* TEXT SHOWN
>> begin
United States District Court, D. Nebraska
MEMORANDUM AND ORDER
John
M. Gerrard United States District Judge.
This
dispute involves the purchase of a custom printing business
located in Omaha, Nebraska. The plaintiff, Crabar/GBF, Inc.,
bought the business from the defendants, Mark Wright and
Wright Printing Co.-but now, Crabar is suing them for
allegedly breaching various contractual obligations by
reentering the custom printing business and using assets
previously sold to Crabar. Wright and Wright Printing have
counterclaimed, arguing that Crabar, too, breached various
contractual obligations.
This
matter is before the Court on the parties' cross-motions
for partial summary judgment (filing 56; filing
75), and Crabar's motion to dismiss (filing
65) Wright and Wright Printing's counterclaim. For
the reasons set forth below, the Court will grant Wright
Printing's partial motion for summary judgment
(filing 75) with respect to § 5 of the Purchase
Agreement, and deny Crabar's partial motion for summary
judgment (filing 56). The Court will also grant
Crabar's motion to dismiss (filing 65) Wright
and Wright Printing's counterclaim.
>> end
* TO BE DONE
Continue the court memorandum on the Omaha printing business dispute from the point where it stops.

* DATA RECORDS
>> begin
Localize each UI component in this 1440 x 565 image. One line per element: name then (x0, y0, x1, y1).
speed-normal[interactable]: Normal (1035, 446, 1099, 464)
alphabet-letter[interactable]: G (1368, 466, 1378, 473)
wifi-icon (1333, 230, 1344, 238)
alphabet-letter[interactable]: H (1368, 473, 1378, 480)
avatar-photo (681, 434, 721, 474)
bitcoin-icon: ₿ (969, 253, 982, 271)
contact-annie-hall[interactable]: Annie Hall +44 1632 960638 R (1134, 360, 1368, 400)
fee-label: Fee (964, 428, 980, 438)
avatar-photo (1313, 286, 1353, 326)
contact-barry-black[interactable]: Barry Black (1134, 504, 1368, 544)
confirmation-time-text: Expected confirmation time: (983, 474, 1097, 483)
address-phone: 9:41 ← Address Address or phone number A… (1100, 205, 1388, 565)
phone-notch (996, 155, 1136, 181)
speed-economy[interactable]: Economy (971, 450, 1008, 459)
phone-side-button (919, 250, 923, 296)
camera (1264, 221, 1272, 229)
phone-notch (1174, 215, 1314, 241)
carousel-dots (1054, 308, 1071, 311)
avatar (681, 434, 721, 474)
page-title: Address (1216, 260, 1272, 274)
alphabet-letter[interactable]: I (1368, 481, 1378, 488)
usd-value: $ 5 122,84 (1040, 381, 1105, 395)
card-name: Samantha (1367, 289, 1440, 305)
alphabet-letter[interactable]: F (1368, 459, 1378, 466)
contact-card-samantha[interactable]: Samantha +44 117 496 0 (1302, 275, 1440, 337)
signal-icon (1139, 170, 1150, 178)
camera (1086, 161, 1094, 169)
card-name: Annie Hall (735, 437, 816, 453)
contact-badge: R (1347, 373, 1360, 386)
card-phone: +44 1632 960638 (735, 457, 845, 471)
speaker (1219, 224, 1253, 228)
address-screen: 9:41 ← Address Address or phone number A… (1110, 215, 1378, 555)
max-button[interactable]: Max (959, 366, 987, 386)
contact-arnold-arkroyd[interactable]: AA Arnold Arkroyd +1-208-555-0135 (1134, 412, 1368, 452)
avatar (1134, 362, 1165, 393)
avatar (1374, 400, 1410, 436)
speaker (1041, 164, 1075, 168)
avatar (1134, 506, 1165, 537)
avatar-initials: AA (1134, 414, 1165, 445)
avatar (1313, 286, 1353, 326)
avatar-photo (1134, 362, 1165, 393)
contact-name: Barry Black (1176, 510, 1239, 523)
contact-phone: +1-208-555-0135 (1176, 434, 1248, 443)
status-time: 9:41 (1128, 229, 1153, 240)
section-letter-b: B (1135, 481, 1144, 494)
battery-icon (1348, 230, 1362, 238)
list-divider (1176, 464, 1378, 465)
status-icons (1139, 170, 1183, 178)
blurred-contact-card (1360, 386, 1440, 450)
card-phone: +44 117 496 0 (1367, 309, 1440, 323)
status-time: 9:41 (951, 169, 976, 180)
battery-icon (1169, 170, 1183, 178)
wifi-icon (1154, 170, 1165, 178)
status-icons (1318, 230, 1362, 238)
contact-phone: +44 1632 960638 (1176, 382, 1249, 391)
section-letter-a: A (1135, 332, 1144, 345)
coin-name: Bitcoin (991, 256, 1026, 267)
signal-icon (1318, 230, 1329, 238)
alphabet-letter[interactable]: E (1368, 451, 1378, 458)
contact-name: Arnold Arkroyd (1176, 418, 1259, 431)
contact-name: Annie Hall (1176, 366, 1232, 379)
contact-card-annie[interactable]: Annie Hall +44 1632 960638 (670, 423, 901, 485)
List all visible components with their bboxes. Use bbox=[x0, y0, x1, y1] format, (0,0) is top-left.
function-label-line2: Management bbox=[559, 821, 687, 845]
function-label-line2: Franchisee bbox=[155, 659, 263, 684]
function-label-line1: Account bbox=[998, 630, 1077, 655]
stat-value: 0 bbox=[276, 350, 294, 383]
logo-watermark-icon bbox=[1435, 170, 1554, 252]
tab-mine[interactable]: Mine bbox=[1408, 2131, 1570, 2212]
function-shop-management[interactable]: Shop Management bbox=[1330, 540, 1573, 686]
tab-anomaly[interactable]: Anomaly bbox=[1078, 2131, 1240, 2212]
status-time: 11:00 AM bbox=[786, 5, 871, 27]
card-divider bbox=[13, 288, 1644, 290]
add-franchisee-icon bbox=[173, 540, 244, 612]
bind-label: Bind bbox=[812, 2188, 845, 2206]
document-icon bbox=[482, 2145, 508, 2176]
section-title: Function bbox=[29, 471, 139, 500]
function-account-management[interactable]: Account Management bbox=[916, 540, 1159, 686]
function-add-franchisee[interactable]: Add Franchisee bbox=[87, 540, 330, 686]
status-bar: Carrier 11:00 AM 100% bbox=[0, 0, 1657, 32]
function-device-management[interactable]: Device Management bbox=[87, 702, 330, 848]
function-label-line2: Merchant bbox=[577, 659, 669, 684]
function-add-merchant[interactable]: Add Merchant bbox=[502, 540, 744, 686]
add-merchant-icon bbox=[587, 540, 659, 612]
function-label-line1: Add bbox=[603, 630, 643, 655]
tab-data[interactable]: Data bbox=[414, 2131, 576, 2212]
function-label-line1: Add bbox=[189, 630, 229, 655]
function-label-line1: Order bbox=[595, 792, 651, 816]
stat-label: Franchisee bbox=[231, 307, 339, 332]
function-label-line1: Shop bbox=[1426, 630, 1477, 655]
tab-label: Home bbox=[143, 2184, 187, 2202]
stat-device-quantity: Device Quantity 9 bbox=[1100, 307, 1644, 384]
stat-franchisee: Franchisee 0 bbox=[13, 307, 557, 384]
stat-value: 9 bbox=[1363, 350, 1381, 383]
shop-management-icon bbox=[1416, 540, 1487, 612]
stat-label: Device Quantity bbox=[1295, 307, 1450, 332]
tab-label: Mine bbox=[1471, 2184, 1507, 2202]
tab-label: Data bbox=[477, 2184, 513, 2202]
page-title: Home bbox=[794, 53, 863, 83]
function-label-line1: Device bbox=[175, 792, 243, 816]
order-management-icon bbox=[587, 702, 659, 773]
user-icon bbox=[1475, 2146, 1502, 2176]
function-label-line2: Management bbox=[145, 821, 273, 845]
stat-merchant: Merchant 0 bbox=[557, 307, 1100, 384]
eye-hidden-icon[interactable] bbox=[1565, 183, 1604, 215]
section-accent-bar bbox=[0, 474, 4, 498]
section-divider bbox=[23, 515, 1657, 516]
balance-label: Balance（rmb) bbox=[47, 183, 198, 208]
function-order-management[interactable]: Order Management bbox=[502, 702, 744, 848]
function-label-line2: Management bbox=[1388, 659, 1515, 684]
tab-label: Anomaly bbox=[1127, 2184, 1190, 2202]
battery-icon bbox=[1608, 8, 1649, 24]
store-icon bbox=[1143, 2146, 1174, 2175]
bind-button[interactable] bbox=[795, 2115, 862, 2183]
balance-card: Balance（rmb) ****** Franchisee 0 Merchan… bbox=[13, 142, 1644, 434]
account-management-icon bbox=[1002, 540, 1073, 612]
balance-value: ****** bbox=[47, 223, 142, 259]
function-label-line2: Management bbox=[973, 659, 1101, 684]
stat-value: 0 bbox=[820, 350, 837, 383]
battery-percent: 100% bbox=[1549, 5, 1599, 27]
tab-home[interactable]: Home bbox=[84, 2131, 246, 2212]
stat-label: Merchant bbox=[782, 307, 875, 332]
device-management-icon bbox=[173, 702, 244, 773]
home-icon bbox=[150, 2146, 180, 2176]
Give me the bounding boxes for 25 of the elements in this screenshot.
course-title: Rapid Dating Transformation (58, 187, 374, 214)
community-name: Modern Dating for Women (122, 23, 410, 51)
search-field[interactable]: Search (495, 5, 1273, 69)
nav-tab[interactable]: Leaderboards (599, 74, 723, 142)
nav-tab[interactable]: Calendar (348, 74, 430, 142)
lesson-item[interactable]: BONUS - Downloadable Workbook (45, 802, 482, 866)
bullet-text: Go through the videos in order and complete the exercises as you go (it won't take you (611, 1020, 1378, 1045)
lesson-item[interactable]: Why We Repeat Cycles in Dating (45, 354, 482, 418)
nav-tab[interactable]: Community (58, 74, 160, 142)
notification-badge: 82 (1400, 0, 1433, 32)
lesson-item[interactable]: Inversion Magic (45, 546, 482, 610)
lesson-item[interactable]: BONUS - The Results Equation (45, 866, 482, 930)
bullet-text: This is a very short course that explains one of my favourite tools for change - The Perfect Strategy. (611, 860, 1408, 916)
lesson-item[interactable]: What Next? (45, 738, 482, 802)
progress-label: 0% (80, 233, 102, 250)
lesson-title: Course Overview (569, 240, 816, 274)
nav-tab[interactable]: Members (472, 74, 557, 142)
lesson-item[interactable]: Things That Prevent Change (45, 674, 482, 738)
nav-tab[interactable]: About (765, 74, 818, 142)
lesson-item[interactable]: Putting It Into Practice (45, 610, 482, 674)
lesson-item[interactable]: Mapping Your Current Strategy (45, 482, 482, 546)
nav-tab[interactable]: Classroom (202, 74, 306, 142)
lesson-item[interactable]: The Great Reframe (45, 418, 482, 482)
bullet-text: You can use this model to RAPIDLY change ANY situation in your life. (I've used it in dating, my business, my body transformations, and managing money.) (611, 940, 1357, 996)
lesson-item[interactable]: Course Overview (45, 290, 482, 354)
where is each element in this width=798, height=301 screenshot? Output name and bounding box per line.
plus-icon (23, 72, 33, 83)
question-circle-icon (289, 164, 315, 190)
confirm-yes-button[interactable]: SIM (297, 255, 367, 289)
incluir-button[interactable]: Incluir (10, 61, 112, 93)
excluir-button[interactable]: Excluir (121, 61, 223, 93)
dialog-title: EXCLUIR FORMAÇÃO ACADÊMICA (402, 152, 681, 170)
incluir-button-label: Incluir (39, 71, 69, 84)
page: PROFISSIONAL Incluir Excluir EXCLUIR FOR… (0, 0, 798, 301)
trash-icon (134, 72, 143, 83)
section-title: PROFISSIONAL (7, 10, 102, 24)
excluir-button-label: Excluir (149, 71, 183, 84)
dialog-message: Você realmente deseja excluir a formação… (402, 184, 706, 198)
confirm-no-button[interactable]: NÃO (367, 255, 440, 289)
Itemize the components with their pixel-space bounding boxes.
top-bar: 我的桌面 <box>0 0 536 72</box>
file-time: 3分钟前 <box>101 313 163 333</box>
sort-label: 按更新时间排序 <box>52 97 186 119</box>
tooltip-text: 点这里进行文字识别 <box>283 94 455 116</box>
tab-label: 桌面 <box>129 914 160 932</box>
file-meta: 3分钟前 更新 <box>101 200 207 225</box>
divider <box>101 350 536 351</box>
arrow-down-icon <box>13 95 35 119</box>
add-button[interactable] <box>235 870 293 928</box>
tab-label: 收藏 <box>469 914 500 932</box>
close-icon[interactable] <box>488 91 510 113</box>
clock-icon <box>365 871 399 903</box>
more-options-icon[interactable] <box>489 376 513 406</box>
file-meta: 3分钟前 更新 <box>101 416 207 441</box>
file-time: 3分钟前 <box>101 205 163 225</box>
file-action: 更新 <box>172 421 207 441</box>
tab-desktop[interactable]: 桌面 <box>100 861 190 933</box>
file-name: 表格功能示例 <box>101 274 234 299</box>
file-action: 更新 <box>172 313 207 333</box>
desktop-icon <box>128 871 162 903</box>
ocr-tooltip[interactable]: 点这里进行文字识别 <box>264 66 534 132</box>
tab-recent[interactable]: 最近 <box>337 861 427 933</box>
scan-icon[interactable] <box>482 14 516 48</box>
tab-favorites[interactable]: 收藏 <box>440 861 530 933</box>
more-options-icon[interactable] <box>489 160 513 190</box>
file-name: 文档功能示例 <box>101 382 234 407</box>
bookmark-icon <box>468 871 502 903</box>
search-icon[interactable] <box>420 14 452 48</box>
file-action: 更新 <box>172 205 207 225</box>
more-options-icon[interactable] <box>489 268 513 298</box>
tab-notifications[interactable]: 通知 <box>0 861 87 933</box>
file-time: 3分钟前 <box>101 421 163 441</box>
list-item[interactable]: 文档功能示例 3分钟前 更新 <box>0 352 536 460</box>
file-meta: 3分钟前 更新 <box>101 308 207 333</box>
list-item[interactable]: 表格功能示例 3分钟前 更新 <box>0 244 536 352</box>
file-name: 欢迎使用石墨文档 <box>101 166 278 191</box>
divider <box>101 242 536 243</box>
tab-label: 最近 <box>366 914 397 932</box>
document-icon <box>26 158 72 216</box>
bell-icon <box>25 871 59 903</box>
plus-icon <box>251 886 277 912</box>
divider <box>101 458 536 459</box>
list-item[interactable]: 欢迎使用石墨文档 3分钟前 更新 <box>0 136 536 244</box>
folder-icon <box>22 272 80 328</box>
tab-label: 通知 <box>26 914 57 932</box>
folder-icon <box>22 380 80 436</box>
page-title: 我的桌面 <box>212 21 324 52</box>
>> end
* FINAL RESULT
BACKGROUND
Mark
Wright is the president and CEO of Wright Printing, a
Nebraska corporation specializing in designing and
manufacturing custom printed pocket folders. Filing 45 at
2. Crabar is in the business of producing printed
business materials for commercial vendors. Filing 45 at
2. In September 2013, Wright Printing sold its custom
printing business to Crabar for approximately $15 million.
Filing 45 at 48-90. And in effectuating that sale,
the parties entered into a series of agreements, two of which
are particularly important for purposes of this suit: the
Asset Purchase Agreement ("the Purchase Agreement")
and the Release Agreement. See Filing 45 at 48-100;
filing 45 at 93-100.
Under
the Purchase Agreement, Crabar acquired the assets of three
custom printing entities: (1) "Folder Express, "
(2) "Progress Music, " and (3) "Progress
Publications" (collectively, the "custom printing
business"), all of which were previously owned and
operated by Wright Printing. Filing 45 at 3-5;
see also filing 45 at 48-90. As part of the Purchase
Agreement, Wright Printing also promised that it would not,
at any time, use the tradenames, domain names, and other
intellectual property associated with its custom printing
business. Filing 45 at 63. Nor would it use or
disclose any confidential information involving the
"manufacturing processes, methods of operation,
products, financial data, sources of supply and
customers." Filing 45 at 64.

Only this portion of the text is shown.